__WHAT NEEDS TO BE DONE__
Find every line in the records below that contains the word "name", and copy each such line.

(Figure record listings)
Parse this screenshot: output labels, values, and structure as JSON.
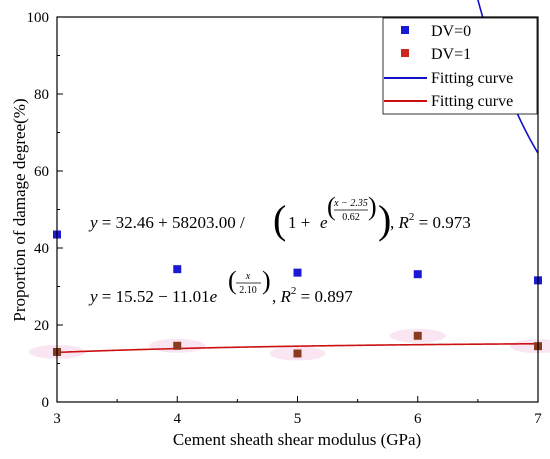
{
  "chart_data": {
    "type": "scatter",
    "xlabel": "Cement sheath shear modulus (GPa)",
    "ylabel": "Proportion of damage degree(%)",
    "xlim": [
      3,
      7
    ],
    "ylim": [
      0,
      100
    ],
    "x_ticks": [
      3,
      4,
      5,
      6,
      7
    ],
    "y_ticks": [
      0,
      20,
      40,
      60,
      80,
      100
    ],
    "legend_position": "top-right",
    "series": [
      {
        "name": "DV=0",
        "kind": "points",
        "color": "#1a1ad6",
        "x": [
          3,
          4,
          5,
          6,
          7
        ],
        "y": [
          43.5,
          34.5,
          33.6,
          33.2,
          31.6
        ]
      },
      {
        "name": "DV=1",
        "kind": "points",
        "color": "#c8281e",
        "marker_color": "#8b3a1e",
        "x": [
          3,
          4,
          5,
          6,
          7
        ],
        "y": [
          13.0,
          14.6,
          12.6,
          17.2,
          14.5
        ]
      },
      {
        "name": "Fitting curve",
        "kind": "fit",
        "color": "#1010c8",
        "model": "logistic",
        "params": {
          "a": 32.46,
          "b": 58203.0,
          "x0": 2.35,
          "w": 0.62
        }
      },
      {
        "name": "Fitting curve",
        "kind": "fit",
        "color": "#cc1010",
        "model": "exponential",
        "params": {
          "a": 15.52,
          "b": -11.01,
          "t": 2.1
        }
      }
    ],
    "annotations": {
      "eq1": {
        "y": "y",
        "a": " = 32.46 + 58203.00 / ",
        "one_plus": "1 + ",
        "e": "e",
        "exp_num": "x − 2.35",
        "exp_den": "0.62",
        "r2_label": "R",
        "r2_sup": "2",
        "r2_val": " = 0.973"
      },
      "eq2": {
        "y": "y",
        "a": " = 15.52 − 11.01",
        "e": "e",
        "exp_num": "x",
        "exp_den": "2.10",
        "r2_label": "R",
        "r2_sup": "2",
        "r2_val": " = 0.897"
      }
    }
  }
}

__ANSWER IN FULL__
        "name": "DV=0",
        "name": "DV=1",
        "name": "Fitting curve",
        "name": "Fitting curve",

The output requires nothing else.